Extracted data entries
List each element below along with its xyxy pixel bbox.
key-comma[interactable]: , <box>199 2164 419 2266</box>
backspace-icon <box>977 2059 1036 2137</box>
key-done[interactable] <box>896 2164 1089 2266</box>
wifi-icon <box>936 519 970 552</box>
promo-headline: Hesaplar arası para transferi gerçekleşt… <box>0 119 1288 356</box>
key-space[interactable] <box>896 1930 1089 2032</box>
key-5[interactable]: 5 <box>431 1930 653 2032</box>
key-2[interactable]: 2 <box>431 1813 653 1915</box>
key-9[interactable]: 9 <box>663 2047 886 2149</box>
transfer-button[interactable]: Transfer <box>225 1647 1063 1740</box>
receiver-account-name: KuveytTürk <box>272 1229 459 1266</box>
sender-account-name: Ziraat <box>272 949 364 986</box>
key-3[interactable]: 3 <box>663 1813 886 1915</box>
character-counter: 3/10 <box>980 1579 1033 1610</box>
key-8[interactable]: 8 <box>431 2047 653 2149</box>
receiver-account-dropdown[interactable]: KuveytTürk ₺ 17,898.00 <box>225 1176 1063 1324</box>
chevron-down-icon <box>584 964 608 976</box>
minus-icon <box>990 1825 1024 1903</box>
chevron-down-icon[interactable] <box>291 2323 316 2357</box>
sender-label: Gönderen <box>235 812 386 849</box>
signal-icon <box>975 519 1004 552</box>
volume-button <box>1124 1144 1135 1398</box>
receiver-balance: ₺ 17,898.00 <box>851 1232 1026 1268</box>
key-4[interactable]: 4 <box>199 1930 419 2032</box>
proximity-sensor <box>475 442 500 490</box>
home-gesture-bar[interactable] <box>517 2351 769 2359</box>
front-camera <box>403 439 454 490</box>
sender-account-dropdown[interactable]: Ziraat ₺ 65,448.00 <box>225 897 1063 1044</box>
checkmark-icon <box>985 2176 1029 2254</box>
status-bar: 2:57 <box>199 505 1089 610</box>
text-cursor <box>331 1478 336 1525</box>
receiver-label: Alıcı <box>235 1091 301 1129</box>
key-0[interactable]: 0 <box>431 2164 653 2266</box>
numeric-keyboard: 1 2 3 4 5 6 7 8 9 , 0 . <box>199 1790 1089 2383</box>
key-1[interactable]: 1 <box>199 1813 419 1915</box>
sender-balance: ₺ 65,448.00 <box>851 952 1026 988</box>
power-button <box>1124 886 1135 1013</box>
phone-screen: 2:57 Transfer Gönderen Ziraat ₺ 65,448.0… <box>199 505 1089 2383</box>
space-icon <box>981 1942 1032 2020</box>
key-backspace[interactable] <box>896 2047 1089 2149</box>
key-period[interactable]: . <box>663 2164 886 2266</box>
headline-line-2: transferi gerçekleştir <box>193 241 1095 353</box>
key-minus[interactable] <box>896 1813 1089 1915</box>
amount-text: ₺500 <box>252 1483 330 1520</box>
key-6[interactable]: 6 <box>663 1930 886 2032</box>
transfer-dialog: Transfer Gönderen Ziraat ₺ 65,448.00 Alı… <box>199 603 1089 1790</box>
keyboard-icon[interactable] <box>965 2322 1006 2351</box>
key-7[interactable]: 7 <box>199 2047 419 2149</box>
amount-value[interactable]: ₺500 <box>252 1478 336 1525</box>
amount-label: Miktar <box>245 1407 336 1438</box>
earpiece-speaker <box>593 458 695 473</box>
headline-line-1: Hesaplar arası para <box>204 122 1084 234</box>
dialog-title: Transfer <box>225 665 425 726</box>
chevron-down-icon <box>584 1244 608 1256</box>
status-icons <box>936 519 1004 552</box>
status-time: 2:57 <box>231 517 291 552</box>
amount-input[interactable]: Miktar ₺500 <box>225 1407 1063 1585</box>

Direction:
Rewrite the records with every "chevron-down-icon" switched to "caret-down-icon", changing nothing else.

Task result:
List each element below along with its xyxy pixel bbox.
key-comma[interactable]: , <box>199 2164 419 2266</box>
backspace-icon <box>977 2059 1036 2137</box>
key-done[interactable] <box>896 2164 1089 2266</box>
wifi-icon <box>936 519 970 552</box>
promo-headline: Hesaplar arası para transferi gerçekleşt… <box>0 119 1288 356</box>
key-space[interactable] <box>896 1930 1089 2032</box>
key-5[interactable]: 5 <box>431 1930 653 2032</box>
key-2[interactable]: 2 <box>431 1813 653 1915</box>
key-9[interactable]: 9 <box>663 2047 886 2149</box>
transfer-button[interactable]: Transfer <box>225 1647 1063 1740</box>
receiver-account-name: KuveytTürk <box>272 1229 459 1266</box>
sender-account-name: Ziraat <box>272 949 364 986</box>
key-3[interactable]: 3 <box>663 1813 886 1915</box>
character-counter: 3/10 <box>980 1579 1033 1610</box>
key-8[interactable]: 8 <box>431 2047 653 2149</box>
receiver-account-dropdown[interactable]: KuveytTürk ₺ 17,898.00 <box>225 1176 1063 1324</box>
caret-down-icon <box>584 964 608 976</box>
minus-icon <box>990 1825 1024 1903</box>
caret-down-icon[interactable] <box>291 2323 316 2357</box>
sender-label: Gönderen <box>235 812 386 849</box>
signal-icon <box>975 519 1004 552</box>
volume-button <box>1124 1144 1135 1398</box>
receiver-balance: ₺ 17,898.00 <box>851 1232 1026 1268</box>
key-4[interactable]: 4 <box>199 1930 419 2032</box>
proximity-sensor <box>475 442 500 490</box>
home-gesture-bar[interactable] <box>517 2351 769 2359</box>
front-camera <box>403 439 454 490</box>
sender-account-dropdown[interactable]: Ziraat ₺ 65,448.00 <box>225 897 1063 1044</box>
checkmark-icon <box>985 2176 1029 2254</box>
status-bar: 2:57 <box>199 505 1089 610</box>
text-cursor <box>331 1478 336 1525</box>
receiver-label: Alıcı <box>235 1091 301 1129</box>
key-0[interactable]: 0 <box>431 2164 653 2266</box>
numeric-keyboard: 1 2 3 4 5 6 7 8 9 , 0 . <box>199 1790 1089 2383</box>
key-1[interactable]: 1 <box>199 1813 419 1915</box>
sender-balance: ₺ 65,448.00 <box>851 952 1026 988</box>
power-button <box>1124 886 1135 1013</box>
phone-screen: 2:57 Transfer Gönderen Ziraat ₺ 65,448.0… <box>199 505 1089 2383</box>
space-icon <box>981 1942 1032 2020</box>
key-backspace[interactable] <box>896 2047 1089 2149</box>
key-period[interactable]: . <box>663 2164 886 2266</box>
headline-line-2: transferi gerçekleştir <box>193 241 1095 353</box>
key-minus[interactable] <box>896 1813 1089 1915</box>
amount-text: ₺500 <box>252 1483 330 1520</box>
key-6[interactable]: 6 <box>663 1930 886 2032</box>
transfer-dialog: Transfer Gönderen Ziraat ₺ 65,448.00 Alı… <box>199 603 1089 1790</box>
keyboard-icon[interactable] <box>965 2322 1006 2351</box>
key-7[interactable]: 7 <box>199 2047 419 2149</box>
amount-value[interactable]: ₺500 <box>252 1478 336 1525</box>
amount-label: Miktar <box>245 1407 336 1438</box>
earpiece-speaker <box>593 458 695 473</box>
headline-line-1: Hesaplar arası para <box>204 122 1084 234</box>
dialog-title: Transfer <box>225 665 425 726</box>
caret-down-icon <box>584 1244 608 1256</box>
status-icons <box>936 519 1004 552</box>
status-time: 2:57 <box>231 517 291 552</box>
amount-input[interactable]: Miktar ₺500 <box>225 1407 1063 1585</box>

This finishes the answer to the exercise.